# INSTRUCTION
Leave out the pictures; transcribe all else exactly.

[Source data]
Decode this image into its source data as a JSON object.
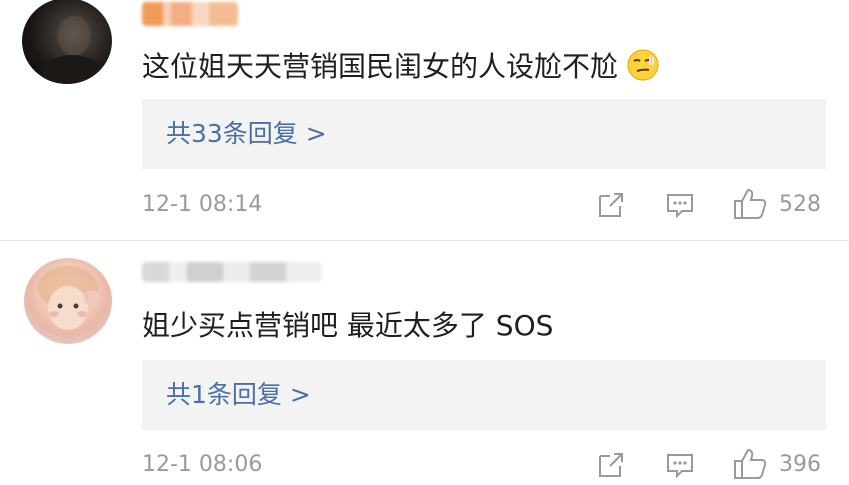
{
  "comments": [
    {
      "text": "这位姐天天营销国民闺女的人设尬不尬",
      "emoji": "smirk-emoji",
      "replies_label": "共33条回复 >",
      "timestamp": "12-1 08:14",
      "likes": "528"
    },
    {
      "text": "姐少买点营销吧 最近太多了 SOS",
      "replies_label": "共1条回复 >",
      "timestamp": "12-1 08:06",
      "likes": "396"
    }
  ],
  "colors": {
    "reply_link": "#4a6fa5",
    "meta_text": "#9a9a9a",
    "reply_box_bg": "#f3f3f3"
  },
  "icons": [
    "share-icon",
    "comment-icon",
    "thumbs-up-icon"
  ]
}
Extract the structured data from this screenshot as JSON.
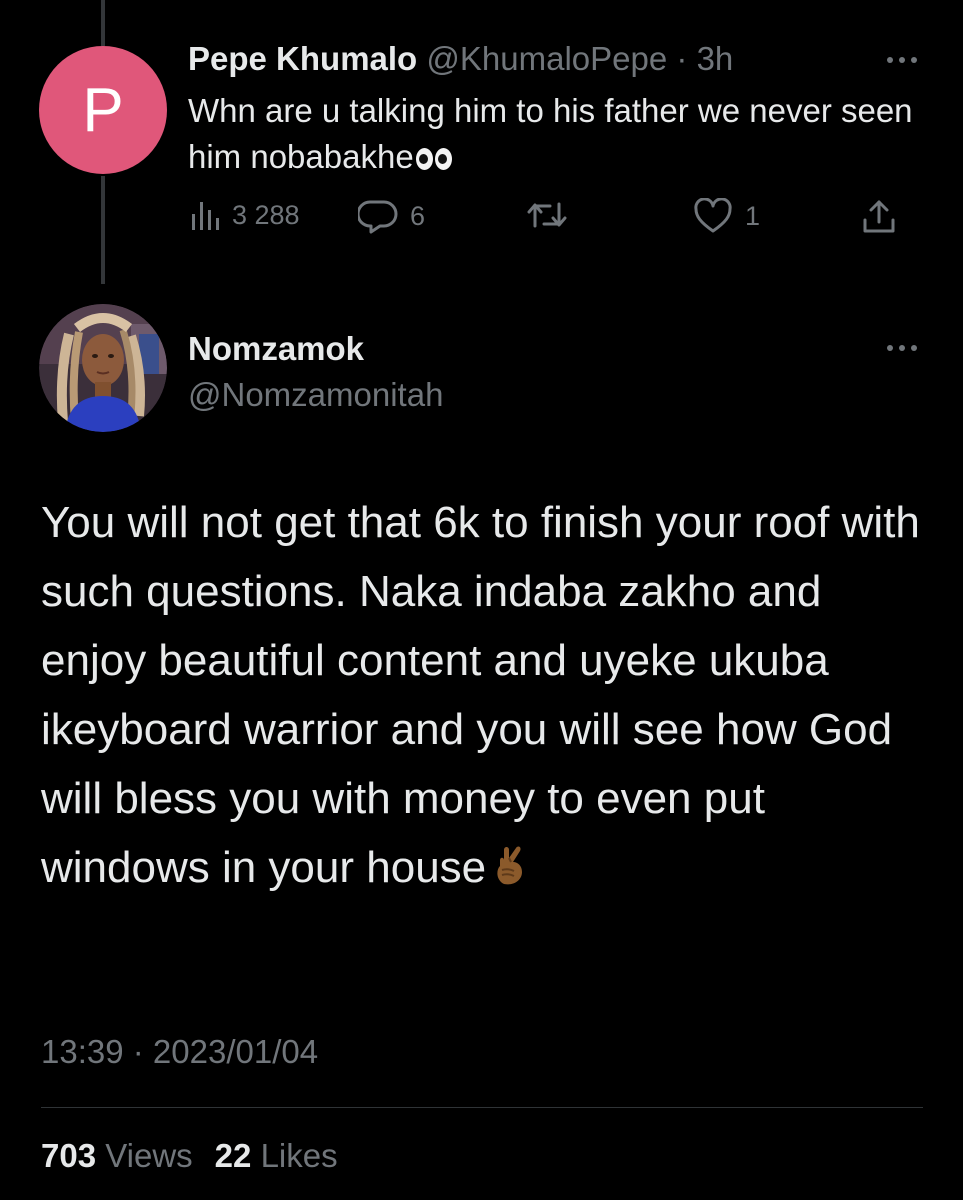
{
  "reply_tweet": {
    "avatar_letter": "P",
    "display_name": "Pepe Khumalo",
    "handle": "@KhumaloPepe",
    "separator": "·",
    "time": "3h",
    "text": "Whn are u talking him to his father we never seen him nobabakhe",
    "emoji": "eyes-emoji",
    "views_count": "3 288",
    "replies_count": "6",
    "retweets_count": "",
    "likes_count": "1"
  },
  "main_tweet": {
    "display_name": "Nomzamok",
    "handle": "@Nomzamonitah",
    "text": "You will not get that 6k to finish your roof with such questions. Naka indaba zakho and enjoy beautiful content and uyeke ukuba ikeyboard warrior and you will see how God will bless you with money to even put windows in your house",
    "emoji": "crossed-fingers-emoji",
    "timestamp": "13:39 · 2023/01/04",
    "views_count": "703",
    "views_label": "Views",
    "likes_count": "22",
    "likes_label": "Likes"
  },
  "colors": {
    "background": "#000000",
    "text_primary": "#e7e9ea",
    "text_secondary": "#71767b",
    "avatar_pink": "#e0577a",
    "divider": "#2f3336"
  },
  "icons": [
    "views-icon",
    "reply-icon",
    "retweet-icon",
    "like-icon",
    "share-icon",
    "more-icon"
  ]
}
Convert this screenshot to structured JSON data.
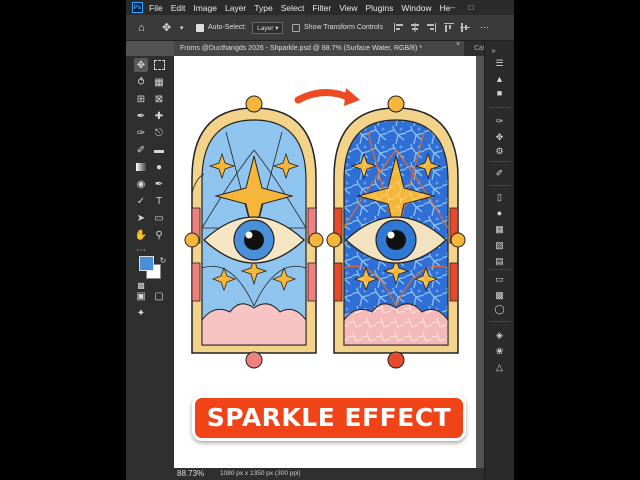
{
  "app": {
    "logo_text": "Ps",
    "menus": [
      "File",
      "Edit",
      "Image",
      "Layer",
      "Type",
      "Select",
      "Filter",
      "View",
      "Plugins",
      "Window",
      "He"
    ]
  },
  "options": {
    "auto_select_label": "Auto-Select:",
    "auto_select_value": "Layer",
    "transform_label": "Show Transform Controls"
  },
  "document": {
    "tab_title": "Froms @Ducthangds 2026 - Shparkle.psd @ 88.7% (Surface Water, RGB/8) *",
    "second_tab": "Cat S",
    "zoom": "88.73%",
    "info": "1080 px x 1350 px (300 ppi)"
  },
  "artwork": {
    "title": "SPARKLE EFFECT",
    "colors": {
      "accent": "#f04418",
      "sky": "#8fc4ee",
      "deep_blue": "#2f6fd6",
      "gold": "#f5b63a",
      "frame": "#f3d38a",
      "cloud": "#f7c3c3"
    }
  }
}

# IN RESPONSE
Decode this image into its source data as a JSON object.
{
  "comments": [
    {
      "text": "这位姐天天营销国民闺女的人设尬不尬",
      "emoji": "smirk-emoji",
      "replies_label": "共33条回复 >",
      "timestamp": "12-1 08:14",
      "likes": "528"
    },
    {
      "text": "姐少买点营销吧 最近太多了 SOS",
      "replies_label": "共1条回复 >",
      "timestamp": "12-1 08:06",
      "likes": "396"
    }
  ],
  "colors": {
    "reply_link": "#4a6fa5",
    "meta_text": "#9a9a9a",
    "reply_box_bg": "#f3f3f3"
  },
  "icons": [
    "share-icon",
    "comment-icon",
    "thumbs-up-icon"
  ]
}
Extract the structured data from this screenshot as JSON.
{
  "reply_tweet": {
    "avatar_letter": "P",
    "display_name": "Pepe Khumalo",
    "handle": "@KhumaloPepe",
    "separator": "·",
    "time": "3h",
    "text": "Whn are u talking him to his father we never seen him nobabakhe",
    "emoji": "eyes-emoji",
    "views_count": "3 288",
    "replies_count": "6",
    "retweets_count": "",
    "likes_count": "1"
  },
  "main_tweet": {
    "display_name": "Nomzamok",
    "handle": "@Nomzamonitah",
    "text": "You will not get that 6k to finish your roof with such questions. Naka indaba zakho and enjoy beautiful content and uyeke ukuba ikeyboard warrior and you will see how God will bless you with money to even put windows in your house",
    "emoji": "crossed-fingers-emoji",
    "timestamp": "13:39 · 2023/01/04",
    "views_count": "703",
    "views_label": "Views",
    "likes_count": "22",
    "likes_label": "Likes"
  },
  "colors": {
    "background": "#000000",
    "text_primary": "#e7e9ea",
    "text_secondary": "#71767b",
    "avatar_pink": "#e0577a",
    "divider": "#2f3336"
  },
  "icons": [
    "views-icon",
    "reply-icon",
    "retweet-icon",
    "like-icon",
    "share-icon",
    "more-icon"
  ]
}
Convert this screenshot to structured JSON data.
{
  "app": {
    "logo_text": "Ps",
    "menus": [
      "File",
      "Edit",
      "Image",
      "Layer",
      "Type",
      "Select",
      "Filter",
      "View",
      "Plugins",
      "Window",
      "He"
    ]
  },
  "options": {
    "auto_select_label": "Auto-Select:",
    "auto_select_value": "Layer",
    "transform_label": "Show Transform Controls"
  },
  "document": {
    "tab_title": "Froms @Ducthangds 2026 - Shparkle.psd @ 88.7% (Surface Water, RGB/8) *",
    "second_tab": "Cat S",
    "zoom": "88.73%",
    "info": "1080 px x 1350 px (300 ppi)"
  },
  "artwork": {
    "title": "SPARKLE EFFECT",
    "colors": {
      "accent": "#f04418",
      "sky": "#8fc4ee",
      "deep_blue": "#2f6fd6",
      "gold": "#f5b63a",
      "frame": "#f3d38a",
      "cloud": "#f7c3c3"
    }
  }
}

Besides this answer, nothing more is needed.